(Beginning of Exercise data)
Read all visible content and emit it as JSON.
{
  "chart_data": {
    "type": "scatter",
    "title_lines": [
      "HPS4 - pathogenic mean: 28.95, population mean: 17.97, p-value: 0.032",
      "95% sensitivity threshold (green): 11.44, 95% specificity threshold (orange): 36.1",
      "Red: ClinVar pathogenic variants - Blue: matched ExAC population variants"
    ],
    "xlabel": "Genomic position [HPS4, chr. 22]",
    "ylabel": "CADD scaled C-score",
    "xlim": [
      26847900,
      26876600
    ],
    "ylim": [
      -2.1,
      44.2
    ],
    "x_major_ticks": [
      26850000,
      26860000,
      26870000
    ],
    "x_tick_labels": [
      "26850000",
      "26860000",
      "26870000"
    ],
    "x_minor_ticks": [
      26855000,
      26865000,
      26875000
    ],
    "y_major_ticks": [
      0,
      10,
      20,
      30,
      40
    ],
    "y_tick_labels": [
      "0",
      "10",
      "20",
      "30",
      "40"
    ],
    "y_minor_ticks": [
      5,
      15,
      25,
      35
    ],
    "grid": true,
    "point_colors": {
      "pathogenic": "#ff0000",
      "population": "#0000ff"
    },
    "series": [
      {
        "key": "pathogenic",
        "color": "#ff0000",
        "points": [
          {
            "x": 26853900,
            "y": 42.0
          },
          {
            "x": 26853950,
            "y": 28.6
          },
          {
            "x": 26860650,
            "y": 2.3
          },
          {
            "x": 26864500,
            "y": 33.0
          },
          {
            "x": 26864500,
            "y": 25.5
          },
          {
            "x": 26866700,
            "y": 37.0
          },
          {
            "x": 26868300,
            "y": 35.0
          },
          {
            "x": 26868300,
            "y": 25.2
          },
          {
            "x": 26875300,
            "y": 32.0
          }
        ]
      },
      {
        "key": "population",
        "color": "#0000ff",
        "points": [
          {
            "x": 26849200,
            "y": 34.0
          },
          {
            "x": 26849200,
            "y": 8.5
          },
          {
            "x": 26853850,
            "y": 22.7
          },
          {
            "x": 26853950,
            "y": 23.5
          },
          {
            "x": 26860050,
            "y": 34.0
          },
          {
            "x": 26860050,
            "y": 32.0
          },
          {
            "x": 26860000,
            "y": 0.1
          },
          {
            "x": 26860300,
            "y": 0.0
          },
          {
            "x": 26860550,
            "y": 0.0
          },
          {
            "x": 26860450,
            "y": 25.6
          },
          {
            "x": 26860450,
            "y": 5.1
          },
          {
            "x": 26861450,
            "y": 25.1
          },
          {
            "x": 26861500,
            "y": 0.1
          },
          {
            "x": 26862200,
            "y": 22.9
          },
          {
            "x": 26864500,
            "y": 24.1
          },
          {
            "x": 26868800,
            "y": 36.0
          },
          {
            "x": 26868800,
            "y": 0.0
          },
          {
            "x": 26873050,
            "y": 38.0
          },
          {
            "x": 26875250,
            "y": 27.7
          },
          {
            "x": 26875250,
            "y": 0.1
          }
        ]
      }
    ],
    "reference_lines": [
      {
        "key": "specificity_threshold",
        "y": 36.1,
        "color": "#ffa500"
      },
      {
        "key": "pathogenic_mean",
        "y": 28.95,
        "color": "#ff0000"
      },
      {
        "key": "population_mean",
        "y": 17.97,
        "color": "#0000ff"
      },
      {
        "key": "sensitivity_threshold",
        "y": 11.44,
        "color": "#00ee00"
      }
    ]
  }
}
(End of Exercise data)
▶ **What this task involves**: Reproduce every record exactly, line by line.

▶ **Result of this task**:
Read all visible content and emit it as JSON.
{
  "chart_data": {
    "type": "scatter",
    "title_lines": [
      "HPS4 - pathogenic mean: 28.95, population mean: 17.97, p-value: 0.032",
      "95% sensitivity threshold (green): 11.44, 95% specificity threshold (orange): 36.1",
      "Red: ClinVar pathogenic variants - Blue: matched ExAC population variants"
    ],
    "xlabel": "Genomic position [HPS4, chr. 22]",
    "ylabel": "CADD scaled C-score",
    "xlim": [
      26847900,
      26876600
    ],
    "ylim": [
      -2.1,
      44.2
    ],
    "x_major_ticks": [
      26850000,
      26860000,
      26870000
    ],
    "x_tick_labels": [
      "26850000",
      "26860000",
      "26870000"
    ],
    "x_minor_ticks": [
      26855000,
      26865000,
      26875000
    ],
    "y_major_ticks": [
      0,
      10,
      20,
      30,
      40
    ],
    "y_tick_labels": [
      "0",
      "10",
      "20",
      "30",
      "40"
    ],
    "y_minor_ticks": [
      5,
      15,
      25,
      35
    ],
    "grid": true,
    "point_colors": {
      "pathogenic": "#ff0000",
      "population": "#0000ff"
    },
    "series": [
      {
        "key": "pathogenic",
        "color": "#ff0000",
        "points": [
          {
            "x": 26853900,
            "y": 42.0
          },
          {
            "x": 26853950,
            "y": 28.6
          },
          {
            "x": 26860650,
            "y": 2.3
          },
          {
            "x": 26864500,
            "y": 33.0
          },
          {
            "x": 26864500,
            "y": 25.5
          },
          {
            "x": 26866700,
            "y": 37.0
          },
          {
            "x": 26868300,
            "y": 35.0
          },
          {
            "x": 26868300,
            "y": 25.2
          },
          {
            "x": 26875300,
            "y": 32.0
          }
        ]
      },
      {
        "key": "population",
        "color": "#0000ff",
        "points": [
          {
            "x": 26849200,
            "y": 34.0
          },
          {
            "x": 26849200,
            "y": 8.5
          },
          {
            "x": 26853850,
            "y": 22.7
          },
          {
            "x": 26853950,
            "y": 23.5
          },
          {
            "x": 26860050,
            "y": 34.0
          },
          {
            "x": 26860050,
            "y": 32.0
          },
          {
            "x": 26860000,
            "y": 0.1
          },
          {
            "x": 26860300,
            "y": 0.0
          },
          {
            "x": 26860550,
            "y": 0.0
          },
          {
            "x": 26860450,
            "y": 25.6
          },
          {
            "x": 26860450,
            "y": 5.1
          },
          {
            "x": 26861450,
            "y": 25.1
          },
          {
            "x": 26861500,
            "y": 0.1
          },
          {
            "x": 26862200,
            "y": 22.9
          },
          {
            "x": 26864500,
            "y": 24.1
          },
          {
            "x": 26868800,
            "y": 36.0
          },
          {
            "x": 26868800,
            "y": 0.0
          },
          {
            "x": 26873050,
            "y": 38.0
          },
          {
            "x": 26875250,
            "y": 27.7
          },
          {
            "x": 26875250,
            "y": 0.1
          }
        ]
      }
    ],
    "reference_lines": [
      {
        "key": "specificity_threshold",
        "y": 36.1,
        "color": "#ffa500"
      },
      {
        "key": "pathogenic_mean",
        "y": 28.95,
        "color": "#ff0000"
      },
      {
        "key": "population_mean",
        "y": 17.97,
        "color": "#0000ff"
      },
      {
        "key": "sensitivity_threshold",
        "y": 11.44,
        "color": "#00ee00"
      }
    ]
  }
}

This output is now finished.